▸ **SUPPLIED INFORMATION**:
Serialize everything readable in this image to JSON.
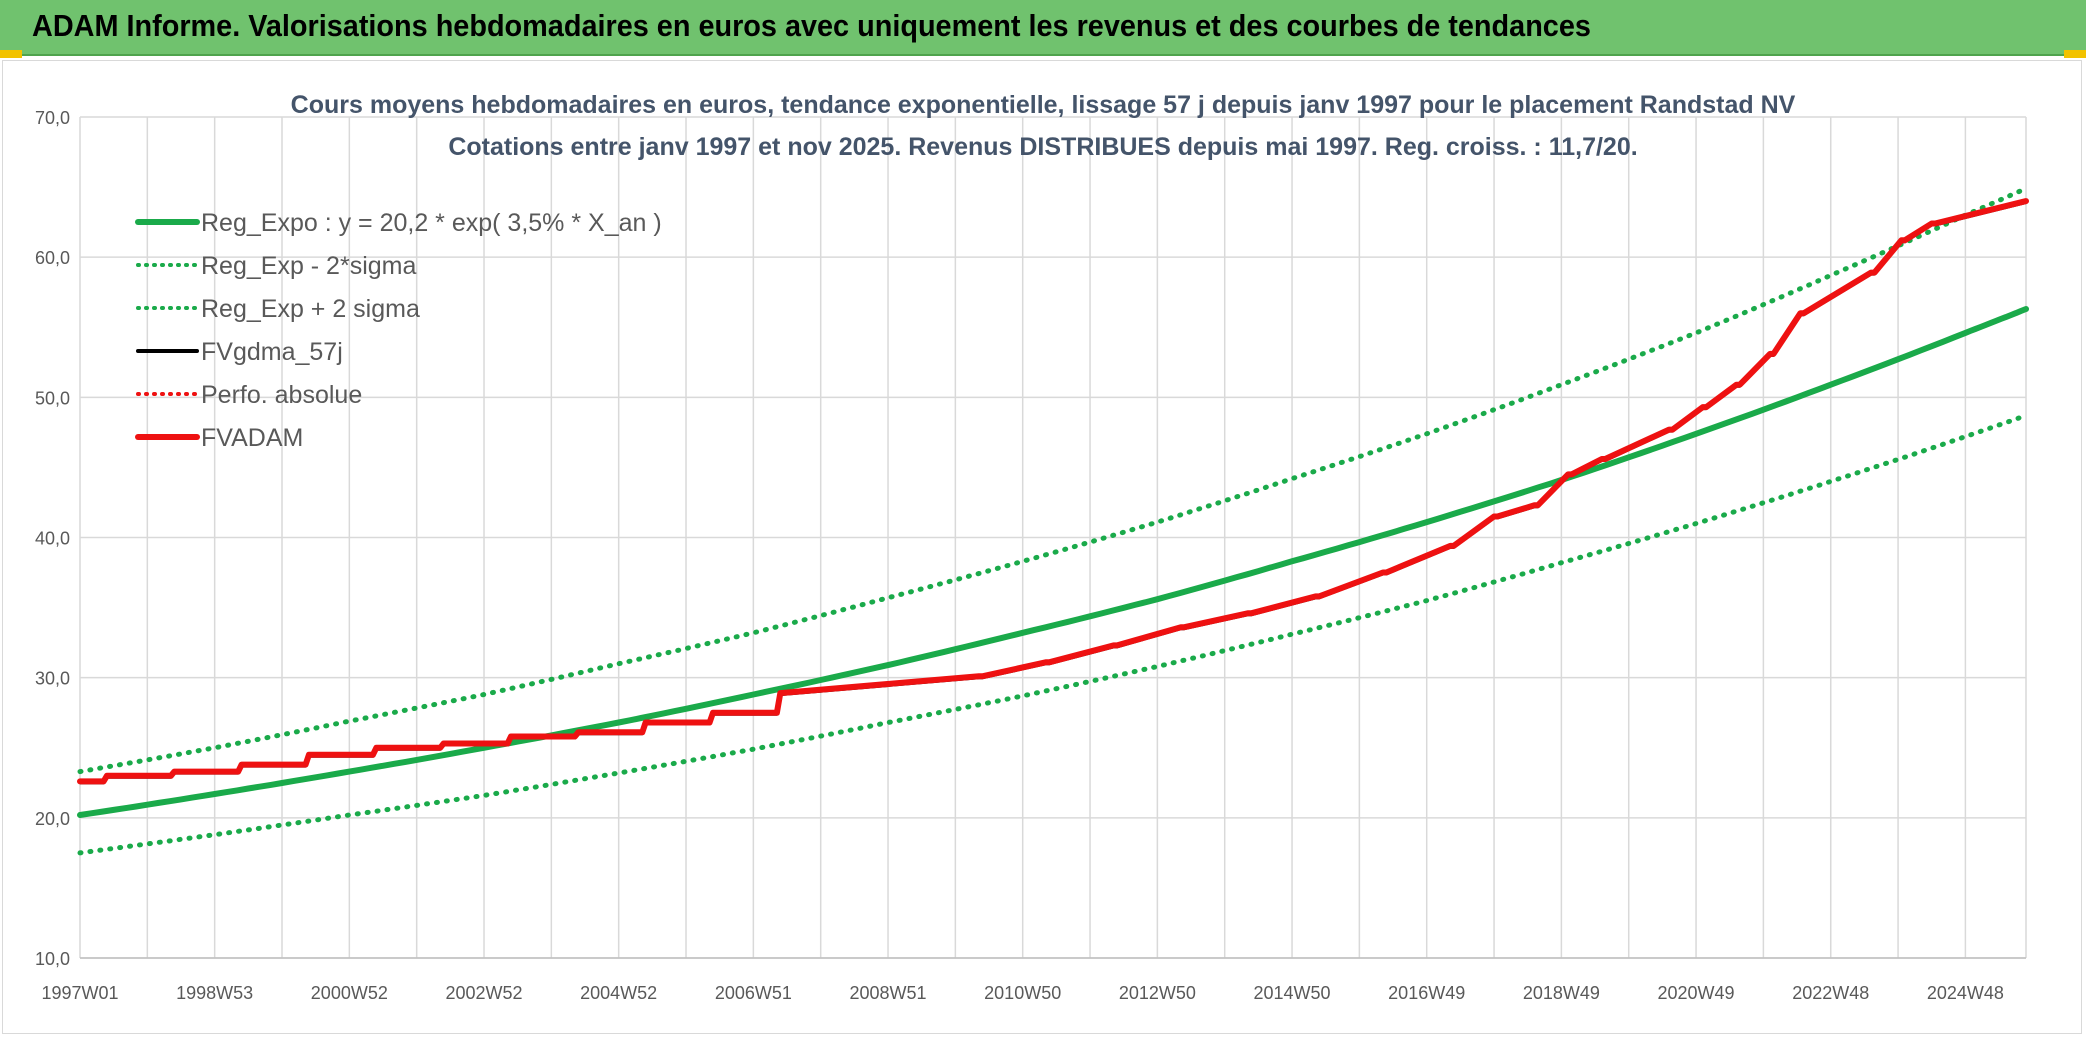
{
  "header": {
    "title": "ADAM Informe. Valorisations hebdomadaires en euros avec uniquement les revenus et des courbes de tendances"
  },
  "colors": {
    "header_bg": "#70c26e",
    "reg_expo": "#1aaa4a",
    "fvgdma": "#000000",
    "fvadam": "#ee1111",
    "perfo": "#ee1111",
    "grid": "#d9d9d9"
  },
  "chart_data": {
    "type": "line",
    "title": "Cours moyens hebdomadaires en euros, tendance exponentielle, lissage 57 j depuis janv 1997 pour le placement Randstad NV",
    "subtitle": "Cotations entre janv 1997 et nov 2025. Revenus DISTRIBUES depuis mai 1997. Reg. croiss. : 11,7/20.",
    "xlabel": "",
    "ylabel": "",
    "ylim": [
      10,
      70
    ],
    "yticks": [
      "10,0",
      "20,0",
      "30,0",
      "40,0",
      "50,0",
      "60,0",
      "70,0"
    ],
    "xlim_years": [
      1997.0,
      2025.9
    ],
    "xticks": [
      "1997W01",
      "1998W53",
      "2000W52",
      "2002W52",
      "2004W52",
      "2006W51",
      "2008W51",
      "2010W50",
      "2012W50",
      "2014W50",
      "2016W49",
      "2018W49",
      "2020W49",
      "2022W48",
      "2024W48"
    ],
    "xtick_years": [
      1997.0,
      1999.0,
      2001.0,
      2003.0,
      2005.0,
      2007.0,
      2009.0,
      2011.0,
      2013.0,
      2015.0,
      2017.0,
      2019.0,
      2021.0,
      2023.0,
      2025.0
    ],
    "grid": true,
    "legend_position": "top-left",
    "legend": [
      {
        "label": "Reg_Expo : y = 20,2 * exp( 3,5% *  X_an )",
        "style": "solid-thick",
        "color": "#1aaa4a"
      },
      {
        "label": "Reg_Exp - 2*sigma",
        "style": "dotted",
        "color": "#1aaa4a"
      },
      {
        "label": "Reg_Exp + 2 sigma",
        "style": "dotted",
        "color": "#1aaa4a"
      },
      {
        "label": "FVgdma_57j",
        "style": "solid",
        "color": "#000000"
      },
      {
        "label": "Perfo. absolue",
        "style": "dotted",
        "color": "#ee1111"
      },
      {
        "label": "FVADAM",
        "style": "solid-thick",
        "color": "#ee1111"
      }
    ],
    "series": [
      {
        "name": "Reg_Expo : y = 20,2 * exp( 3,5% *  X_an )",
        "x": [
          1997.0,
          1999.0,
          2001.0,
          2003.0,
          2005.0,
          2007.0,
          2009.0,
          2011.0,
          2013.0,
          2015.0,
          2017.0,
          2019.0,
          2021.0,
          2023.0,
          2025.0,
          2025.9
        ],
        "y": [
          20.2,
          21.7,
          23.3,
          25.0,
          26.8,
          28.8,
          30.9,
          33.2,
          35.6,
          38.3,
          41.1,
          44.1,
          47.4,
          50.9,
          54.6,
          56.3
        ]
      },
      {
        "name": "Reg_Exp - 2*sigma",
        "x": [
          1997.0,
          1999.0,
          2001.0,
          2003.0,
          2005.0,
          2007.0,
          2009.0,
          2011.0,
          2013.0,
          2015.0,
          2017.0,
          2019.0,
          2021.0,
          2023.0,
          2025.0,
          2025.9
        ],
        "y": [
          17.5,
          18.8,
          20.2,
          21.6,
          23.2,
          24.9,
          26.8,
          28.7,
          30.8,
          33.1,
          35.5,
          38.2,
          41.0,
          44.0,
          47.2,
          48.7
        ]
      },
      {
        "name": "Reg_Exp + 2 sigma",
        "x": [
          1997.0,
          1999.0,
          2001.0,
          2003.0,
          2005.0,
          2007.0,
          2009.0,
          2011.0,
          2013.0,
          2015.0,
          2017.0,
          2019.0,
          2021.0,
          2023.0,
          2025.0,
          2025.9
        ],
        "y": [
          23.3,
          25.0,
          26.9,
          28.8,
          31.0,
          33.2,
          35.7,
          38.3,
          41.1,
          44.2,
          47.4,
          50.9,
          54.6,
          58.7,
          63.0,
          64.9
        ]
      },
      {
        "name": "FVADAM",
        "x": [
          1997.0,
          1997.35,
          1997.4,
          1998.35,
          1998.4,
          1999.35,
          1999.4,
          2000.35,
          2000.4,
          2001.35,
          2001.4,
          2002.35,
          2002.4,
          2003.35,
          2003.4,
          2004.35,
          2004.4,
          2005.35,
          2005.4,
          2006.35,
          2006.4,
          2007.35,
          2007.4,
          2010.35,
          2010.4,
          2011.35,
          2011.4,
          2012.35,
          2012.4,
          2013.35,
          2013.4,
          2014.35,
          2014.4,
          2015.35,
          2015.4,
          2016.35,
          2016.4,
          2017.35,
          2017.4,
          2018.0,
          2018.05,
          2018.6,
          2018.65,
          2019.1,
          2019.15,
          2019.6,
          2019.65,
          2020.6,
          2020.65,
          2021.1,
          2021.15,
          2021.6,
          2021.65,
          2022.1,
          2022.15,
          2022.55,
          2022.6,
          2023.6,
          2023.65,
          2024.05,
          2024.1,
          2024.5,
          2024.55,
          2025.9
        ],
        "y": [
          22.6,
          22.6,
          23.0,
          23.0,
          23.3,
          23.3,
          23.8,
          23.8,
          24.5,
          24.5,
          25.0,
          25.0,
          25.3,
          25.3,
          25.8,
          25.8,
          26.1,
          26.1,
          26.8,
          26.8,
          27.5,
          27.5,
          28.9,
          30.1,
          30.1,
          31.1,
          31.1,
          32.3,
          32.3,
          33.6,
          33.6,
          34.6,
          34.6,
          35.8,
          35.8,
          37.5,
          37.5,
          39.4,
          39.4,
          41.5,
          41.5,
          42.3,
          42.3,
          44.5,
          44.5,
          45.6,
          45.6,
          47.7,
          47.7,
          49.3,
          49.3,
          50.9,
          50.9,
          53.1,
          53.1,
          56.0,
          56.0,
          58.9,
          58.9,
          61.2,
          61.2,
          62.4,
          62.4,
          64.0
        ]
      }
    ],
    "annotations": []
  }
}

▸ **WHAT IS EXPECTED**: What comes back should match the records exactly, minus any pictures.

▸ **EXERCISE RESULT**:
Serialize everything readable in this image to JSON.
{
  "header": {
    "title": "ADAM Informe. Valorisations hebdomadaires en euros avec uniquement les revenus et des courbes de tendances"
  },
  "colors": {
    "header_bg": "#70c26e",
    "reg_expo": "#1aaa4a",
    "fvgdma": "#000000",
    "fvadam": "#ee1111",
    "perfo": "#ee1111",
    "grid": "#d9d9d9"
  },
  "chart_data": {
    "type": "line",
    "title": "Cours moyens hebdomadaires en euros, tendance exponentielle, lissage 57 j depuis janv 1997 pour le placement Randstad NV",
    "subtitle": "Cotations entre janv 1997 et nov 2025. Revenus DISTRIBUES depuis mai 1997. Reg. croiss. : 11,7/20.",
    "xlabel": "",
    "ylabel": "",
    "ylim": [
      10,
      70
    ],
    "yticks": [
      "10,0",
      "20,0",
      "30,0",
      "40,0",
      "50,0",
      "60,0",
      "70,0"
    ],
    "xlim_years": [
      1997.0,
      2025.9
    ],
    "xticks": [
      "1997W01",
      "1998W53",
      "2000W52",
      "2002W52",
      "2004W52",
      "2006W51",
      "2008W51",
      "2010W50",
      "2012W50",
      "2014W50",
      "2016W49",
      "2018W49",
      "2020W49",
      "2022W48",
      "2024W48"
    ],
    "xtick_years": [
      1997.0,
      1999.0,
      2001.0,
      2003.0,
      2005.0,
      2007.0,
      2009.0,
      2011.0,
      2013.0,
      2015.0,
      2017.0,
      2019.0,
      2021.0,
      2023.0,
      2025.0
    ],
    "grid": true,
    "legend_position": "top-left",
    "legend": [
      {
        "label": "Reg_Expo : y = 20,2 * exp( 3,5% *  X_an )",
        "style": "solid-thick",
        "color": "#1aaa4a"
      },
      {
        "label": "Reg_Exp - 2*sigma",
        "style": "dotted",
        "color": "#1aaa4a"
      },
      {
        "label": "Reg_Exp + 2 sigma",
        "style": "dotted",
        "color": "#1aaa4a"
      },
      {
        "label": "FVgdma_57j",
        "style": "solid",
        "color": "#000000"
      },
      {
        "label": "Perfo. absolue",
        "style": "dotted",
        "color": "#ee1111"
      },
      {
        "label": "FVADAM",
        "style": "solid-thick",
        "color": "#ee1111"
      }
    ],
    "series": [
      {
        "name": "Reg_Expo : y = 20,2 * exp( 3,5% *  X_an )",
        "x": [
          1997.0,
          1999.0,
          2001.0,
          2003.0,
          2005.0,
          2007.0,
          2009.0,
          2011.0,
          2013.0,
          2015.0,
          2017.0,
          2019.0,
          2021.0,
          2023.0,
          2025.0,
          2025.9
        ],
        "y": [
          20.2,
          21.7,
          23.3,
          25.0,
          26.8,
          28.8,
          30.9,
          33.2,
          35.6,
          38.3,
          41.1,
          44.1,
          47.4,
          50.9,
          54.6,
          56.3
        ]
      },
      {
        "name": "Reg_Exp - 2*sigma",
        "x": [
          1997.0,
          1999.0,
          2001.0,
          2003.0,
          2005.0,
          2007.0,
          2009.0,
          2011.0,
          2013.0,
          2015.0,
          2017.0,
          2019.0,
          2021.0,
          2023.0,
          2025.0,
          2025.9
        ],
        "y": [
          17.5,
          18.8,
          20.2,
          21.6,
          23.2,
          24.9,
          26.8,
          28.7,
          30.8,
          33.1,
          35.5,
          38.2,
          41.0,
          44.0,
          47.2,
          48.7
        ]
      },
      {
        "name": "Reg_Exp + 2 sigma",
        "x": [
          1997.0,
          1999.0,
          2001.0,
          2003.0,
          2005.0,
          2007.0,
          2009.0,
          2011.0,
          2013.0,
          2015.0,
          2017.0,
          2019.0,
          2021.0,
          2023.0,
          2025.0,
          2025.9
        ],
        "y": [
          23.3,
          25.0,
          26.9,
          28.8,
          31.0,
          33.2,
          35.7,
          38.3,
          41.1,
          44.2,
          47.4,
          50.9,
          54.6,
          58.7,
          63.0,
          64.9
        ]
      },
      {
        "name": "FVADAM",
        "x": [
          1997.0,
          1997.35,
          1997.4,
          1998.35,
          1998.4,
          1999.35,
          1999.4,
          2000.35,
          2000.4,
          2001.35,
          2001.4,
          2002.35,
          2002.4,
          2003.35,
          2003.4,
          2004.35,
          2004.4,
          2005.35,
          2005.4,
          2006.35,
          2006.4,
          2007.35,
          2007.4,
          2010.35,
          2010.4,
          2011.35,
          2011.4,
          2012.35,
          2012.4,
          2013.35,
          2013.4,
          2014.35,
          2014.4,
          2015.35,
          2015.4,
          2016.35,
          2016.4,
          2017.35,
          2017.4,
          2018.0,
          2018.05,
          2018.6,
          2018.65,
          2019.1,
          2019.15,
          2019.6,
          2019.65,
          2020.6,
          2020.65,
          2021.1,
          2021.15,
          2021.6,
          2021.65,
          2022.1,
          2022.15,
          2022.55,
          2022.6,
          2023.6,
          2023.65,
          2024.05,
          2024.1,
          2024.5,
          2024.55,
          2025.9
        ],
        "y": [
          22.6,
          22.6,
          23.0,
          23.0,
          23.3,
          23.3,
          23.8,
          23.8,
          24.5,
          24.5,
          25.0,
          25.0,
          25.3,
          25.3,
          25.8,
          25.8,
          26.1,
          26.1,
          26.8,
          26.8,
          27.5,
          27.5,
          28.9,
          30.1,
          30.1,
          31.1,
          31.1,
          32.3,
          32.3,
          33.6,
          33.6,
          34.6,
          34.6,
          35.8,
          35.8,
          37.5,
          37.5,
          39.4,
          39.4,
          41.5,
          41.5,
          42.3,
          42.3,
          44.5,
          44.5,
          45.6,
          45.6,
          47.7,
          47.7,
          49.3,
          49.3,
          50.9,
          50.9,
          53.1,
          53.1,
          56.0,
          56.0,
          58.9,
          58.9,
          61.2,
          61.2,
          62.4,
          62.4,
          64.0
        ]
      }
    ],
    "annotations": []
  }
}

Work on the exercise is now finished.